* Énoncé: Réécris l'article sur l'UE et l'extrême droite de « Le cru 2024 » à « de 720 membres. », en remplaçant « Parlement de Strasbourg » par « Parlement européen ».

* Extrait du document:
##########

Libération

L’UE bientôt prise en étau par la droite radicale et l’extrême droite

Sans être majoritair­es au Parlement, les populistes devraient pour la première fois peser sur la Commission et son programme. Un séisme politique.

- Jean Quatremer Correspond­ant européen

Le cru 2024 des européenne­s va marquer un tournant dans l’histoire de la constructi­on communauta­ire. En effet, pour la première fois, droite radicale et extrême droite, sans être majoritair­es au Parlement de Strasbourg, pourraient peser sur la compositio­n et le programme de la Commission. Un séisme pour une Union gouvernée au centre. Selon les derniers sondages, les groupes ECR (conservate­urs nationalis­tes, dont le PiS polonais et Fratelli d’Italia de Giorgia Meloni) et Identité et Démocratie (ID, le groupe du Rassemblem­ent national français et du PVV néerlandai­s de Geert Wilders) devraient atteindre environ 150 sièges à eux deux. S’y ajoutent des partis qui siègent sur les bancs des non-inscrits (comme le Fidesz hongrois ou l’AfD allemand), soit 60 à 80 sièges, pour un total de 210 à 230 élus, sur un Parlement de 720 membres.

##########

* Contenu des données:
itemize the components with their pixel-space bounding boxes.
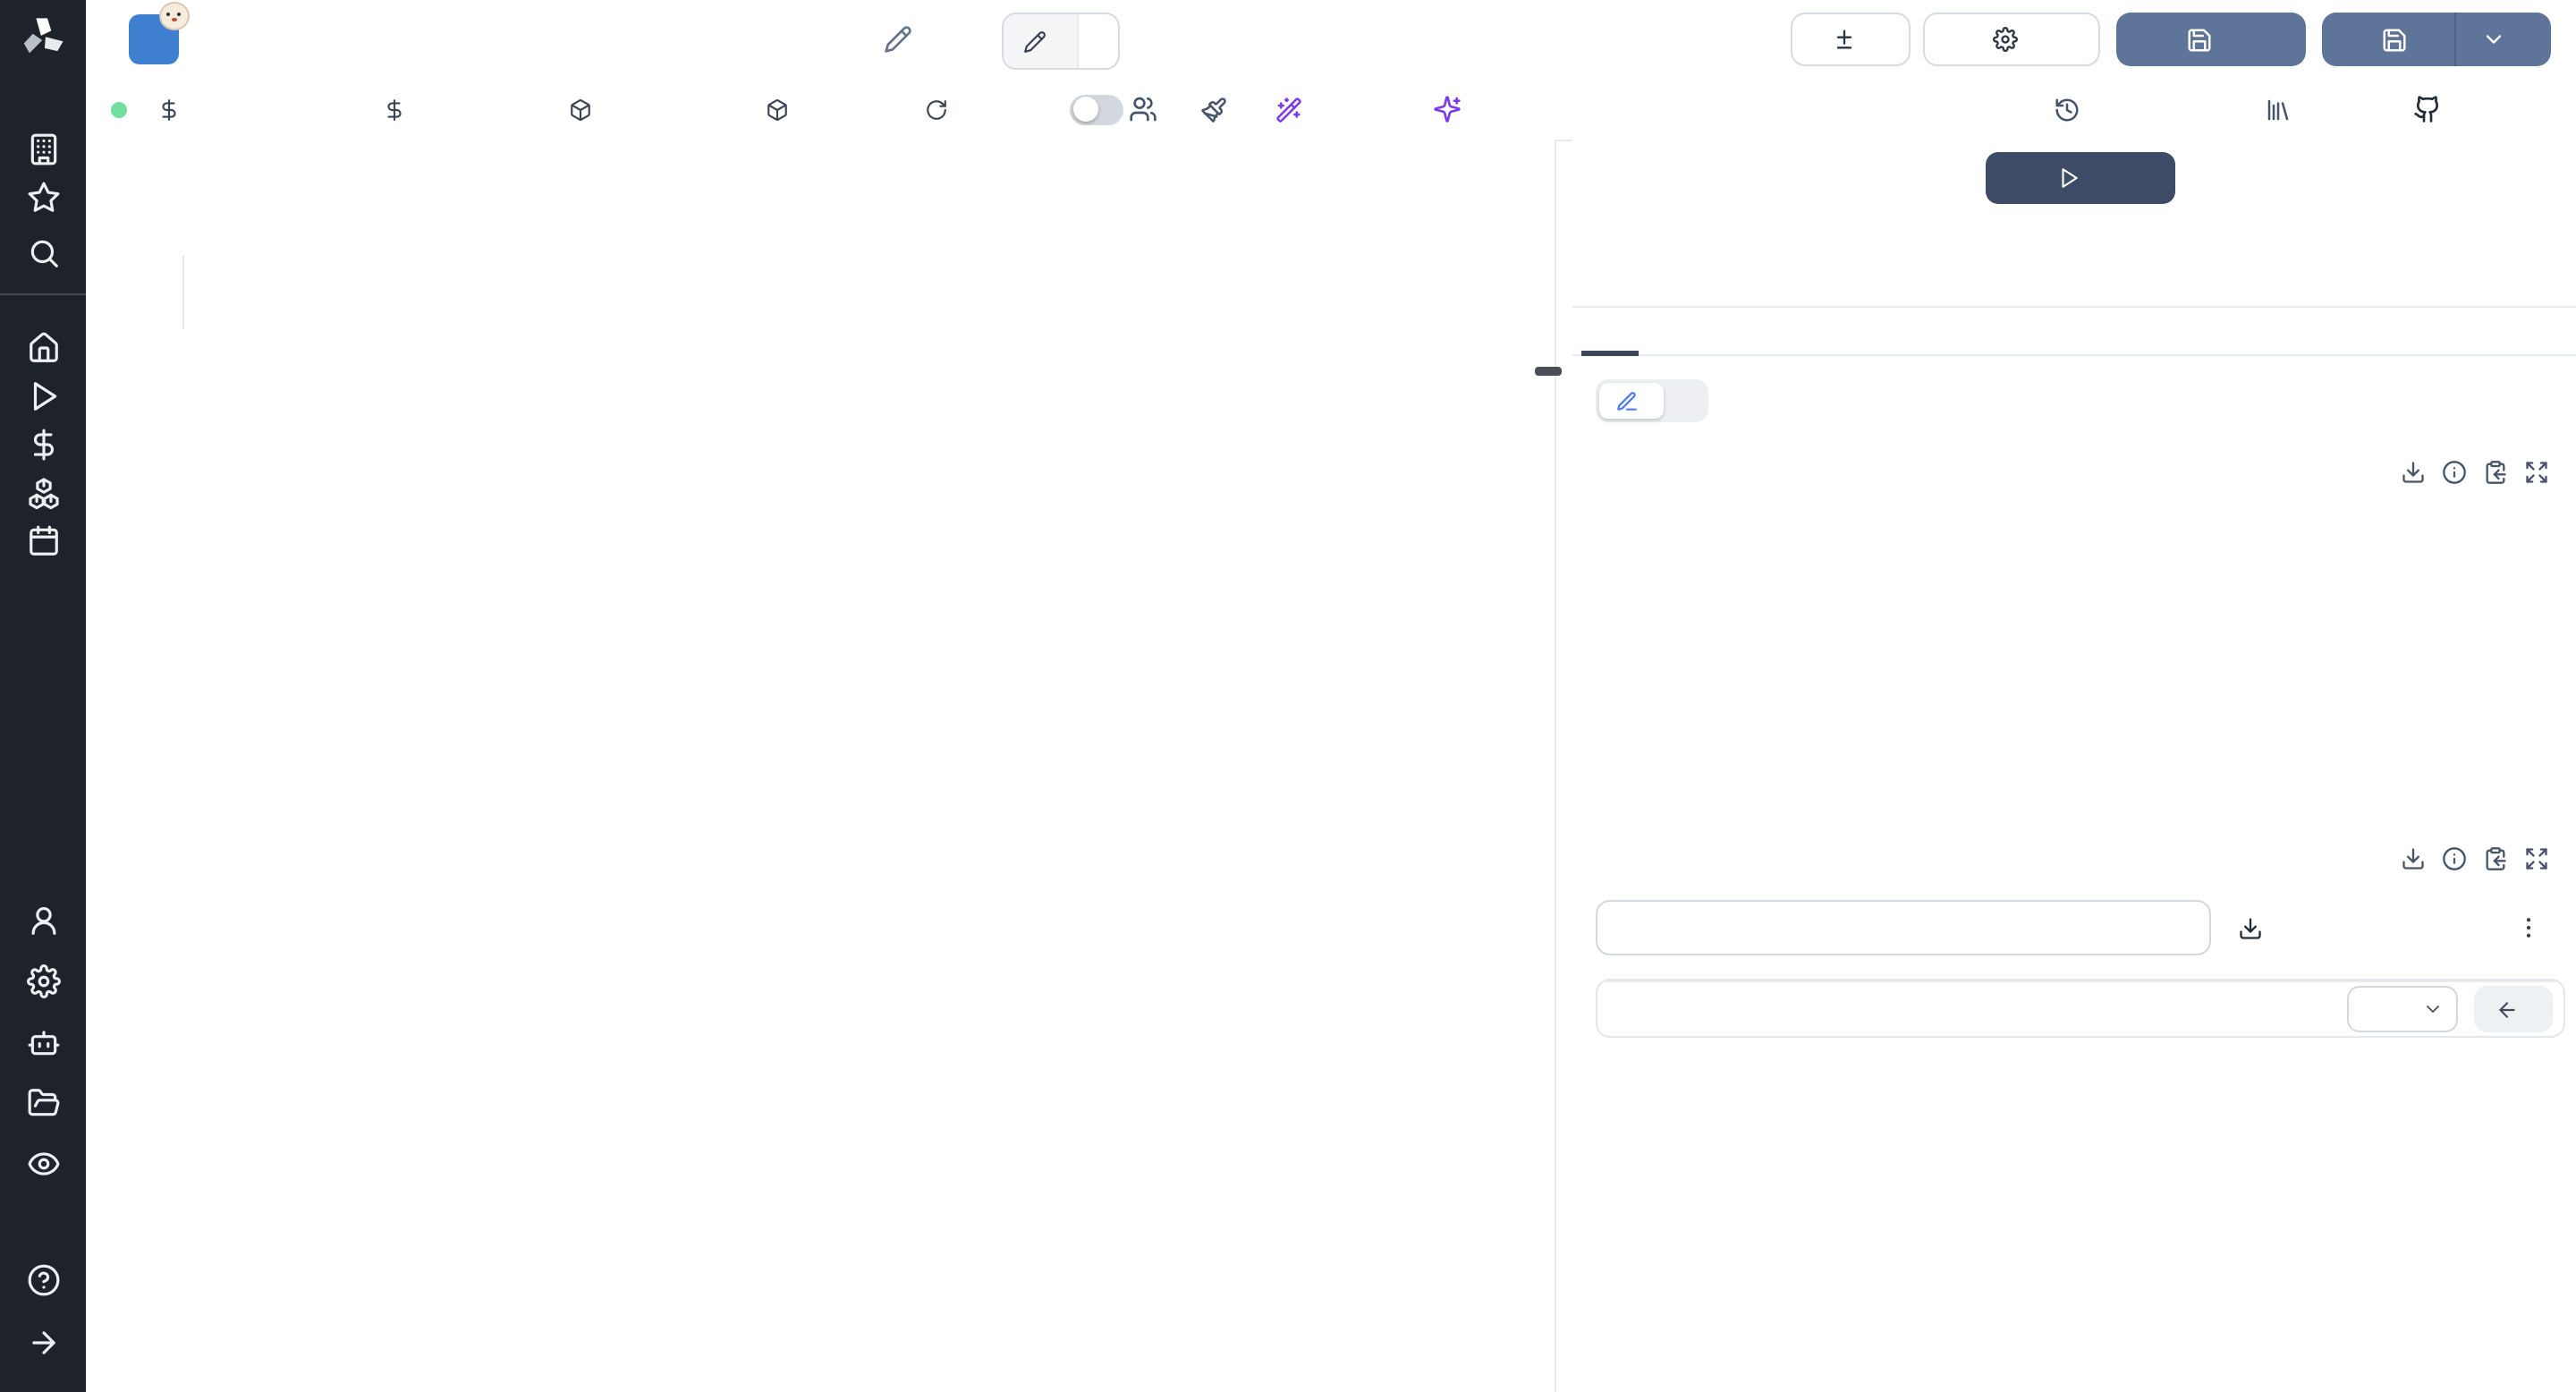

##########

* Bonne réponse:
Le cru 2024 des européenne­s va marquer un tournant dans l’histoire de la constructi­on communauta­ire. En effet, pour la première fois, droite radicale et extrême droite, sans être majoritair­es au Parlement européen, pourraient peser sur la compositio­n et le programme de la Commission. Un séisme pour une Union gouvernée au centre. Selon les derniers sondages, les groupes ECR (conservate­urs nationalis­tes, dont le PiS polonais et Fratelli d’Italia de Giorgia Meloni) et Identité et Démocratie (ID, le groupe du Rassemblem­ent national français et du PVV néerlandai­s de Geert Wilders) devraient atteindre environ 150 sièges à eux deux. S’y ajoutent des partis qui siègent sur les bancs des non-inscrits (comme le Fidesz hongrois ou l’AfD allemand), soit 60 à 80 sièges, pour un total de 210 à 230 élus, sur un Parlement de 720 membres.